━━ EXTRACTED INFORMATION ━━

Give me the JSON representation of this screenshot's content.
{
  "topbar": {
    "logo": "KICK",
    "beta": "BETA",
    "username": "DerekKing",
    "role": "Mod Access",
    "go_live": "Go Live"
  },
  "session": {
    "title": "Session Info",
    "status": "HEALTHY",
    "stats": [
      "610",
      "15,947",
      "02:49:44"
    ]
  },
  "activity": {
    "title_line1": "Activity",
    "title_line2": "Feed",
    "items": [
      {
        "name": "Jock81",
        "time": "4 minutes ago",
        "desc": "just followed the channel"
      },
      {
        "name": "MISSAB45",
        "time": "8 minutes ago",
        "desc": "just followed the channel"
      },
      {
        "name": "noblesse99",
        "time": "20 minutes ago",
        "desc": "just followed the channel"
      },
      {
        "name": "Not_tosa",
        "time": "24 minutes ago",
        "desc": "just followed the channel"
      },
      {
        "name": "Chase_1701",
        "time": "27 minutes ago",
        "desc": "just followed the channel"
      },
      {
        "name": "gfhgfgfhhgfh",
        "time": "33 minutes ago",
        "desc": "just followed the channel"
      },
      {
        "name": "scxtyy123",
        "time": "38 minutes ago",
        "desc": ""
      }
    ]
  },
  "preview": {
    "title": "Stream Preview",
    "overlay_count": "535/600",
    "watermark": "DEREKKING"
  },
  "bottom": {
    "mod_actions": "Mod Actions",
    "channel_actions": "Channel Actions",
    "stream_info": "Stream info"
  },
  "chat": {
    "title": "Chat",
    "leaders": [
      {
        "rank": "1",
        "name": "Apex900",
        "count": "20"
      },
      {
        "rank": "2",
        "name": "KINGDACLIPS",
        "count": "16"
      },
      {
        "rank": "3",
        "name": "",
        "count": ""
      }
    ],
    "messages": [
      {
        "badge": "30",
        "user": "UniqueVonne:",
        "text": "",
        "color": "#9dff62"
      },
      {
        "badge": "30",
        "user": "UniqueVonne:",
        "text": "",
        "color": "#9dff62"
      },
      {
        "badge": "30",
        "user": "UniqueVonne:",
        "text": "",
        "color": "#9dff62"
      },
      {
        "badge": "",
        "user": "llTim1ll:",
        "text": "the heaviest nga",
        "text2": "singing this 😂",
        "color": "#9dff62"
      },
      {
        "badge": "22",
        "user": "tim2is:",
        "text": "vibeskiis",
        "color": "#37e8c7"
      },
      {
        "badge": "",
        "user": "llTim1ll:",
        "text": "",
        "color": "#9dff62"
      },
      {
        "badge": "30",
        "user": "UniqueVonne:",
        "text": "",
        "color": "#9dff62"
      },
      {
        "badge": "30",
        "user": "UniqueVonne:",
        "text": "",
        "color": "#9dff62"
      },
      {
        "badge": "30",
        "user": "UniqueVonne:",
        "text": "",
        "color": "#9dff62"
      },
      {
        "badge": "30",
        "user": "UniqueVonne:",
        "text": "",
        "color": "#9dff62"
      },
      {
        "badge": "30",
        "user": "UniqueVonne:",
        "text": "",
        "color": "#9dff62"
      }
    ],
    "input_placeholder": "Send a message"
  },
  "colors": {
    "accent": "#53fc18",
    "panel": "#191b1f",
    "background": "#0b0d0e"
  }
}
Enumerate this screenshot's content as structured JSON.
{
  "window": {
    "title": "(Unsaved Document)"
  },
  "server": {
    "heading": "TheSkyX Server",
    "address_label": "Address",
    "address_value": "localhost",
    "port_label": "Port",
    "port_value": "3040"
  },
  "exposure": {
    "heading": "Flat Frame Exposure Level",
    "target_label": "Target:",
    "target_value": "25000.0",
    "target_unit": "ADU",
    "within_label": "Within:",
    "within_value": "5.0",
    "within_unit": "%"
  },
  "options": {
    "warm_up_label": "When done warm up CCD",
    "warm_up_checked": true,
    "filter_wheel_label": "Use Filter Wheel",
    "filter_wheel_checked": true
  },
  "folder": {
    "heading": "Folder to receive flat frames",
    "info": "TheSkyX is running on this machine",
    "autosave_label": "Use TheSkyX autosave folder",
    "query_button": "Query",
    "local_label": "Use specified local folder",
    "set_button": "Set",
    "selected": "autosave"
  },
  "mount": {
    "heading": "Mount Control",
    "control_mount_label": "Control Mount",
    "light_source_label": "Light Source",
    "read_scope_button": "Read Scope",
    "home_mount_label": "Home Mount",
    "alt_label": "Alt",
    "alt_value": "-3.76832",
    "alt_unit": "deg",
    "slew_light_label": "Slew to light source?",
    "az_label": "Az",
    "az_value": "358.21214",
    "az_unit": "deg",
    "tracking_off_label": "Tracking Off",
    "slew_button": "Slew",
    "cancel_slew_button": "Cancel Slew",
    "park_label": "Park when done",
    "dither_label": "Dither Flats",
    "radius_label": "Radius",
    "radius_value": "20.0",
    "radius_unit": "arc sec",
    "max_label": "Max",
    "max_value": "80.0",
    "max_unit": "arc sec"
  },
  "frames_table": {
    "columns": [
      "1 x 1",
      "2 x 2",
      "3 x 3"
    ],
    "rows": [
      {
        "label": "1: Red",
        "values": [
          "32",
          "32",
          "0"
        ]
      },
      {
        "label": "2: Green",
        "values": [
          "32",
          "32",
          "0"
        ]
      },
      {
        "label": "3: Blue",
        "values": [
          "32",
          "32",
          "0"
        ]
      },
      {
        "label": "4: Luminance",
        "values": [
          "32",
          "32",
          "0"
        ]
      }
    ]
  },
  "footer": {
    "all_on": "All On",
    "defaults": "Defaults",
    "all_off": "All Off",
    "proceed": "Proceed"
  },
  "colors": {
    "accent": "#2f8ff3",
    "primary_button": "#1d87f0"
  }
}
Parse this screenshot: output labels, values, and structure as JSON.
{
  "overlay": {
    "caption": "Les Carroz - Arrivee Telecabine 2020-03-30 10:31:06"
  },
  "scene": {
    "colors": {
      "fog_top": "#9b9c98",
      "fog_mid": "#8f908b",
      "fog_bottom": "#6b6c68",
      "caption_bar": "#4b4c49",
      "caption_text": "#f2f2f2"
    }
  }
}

━━━

### WHAT IS BEING ASKED
From the line holding "Parse this screenshot: output" down to the final line above, quote every line exactly and only those lines.

### REPLY TO THE TASK
Parse this screenshot: output labels, values, and structure as JSON.
{
  "overlay": {
    "caption": "Les Carroz - Arrivee Telecabine 2020-03-30 10:31:06"
  },
  "scene": {
    "colors": {
      "fog_top": "#9b9c98",
      "fog_mid": "#8f908b",
      "fog_bottom": "#6b6c68",
      "caption_bar": "#4b4c49",
      "caption_text": "#f2f2f2"
    }
  }
}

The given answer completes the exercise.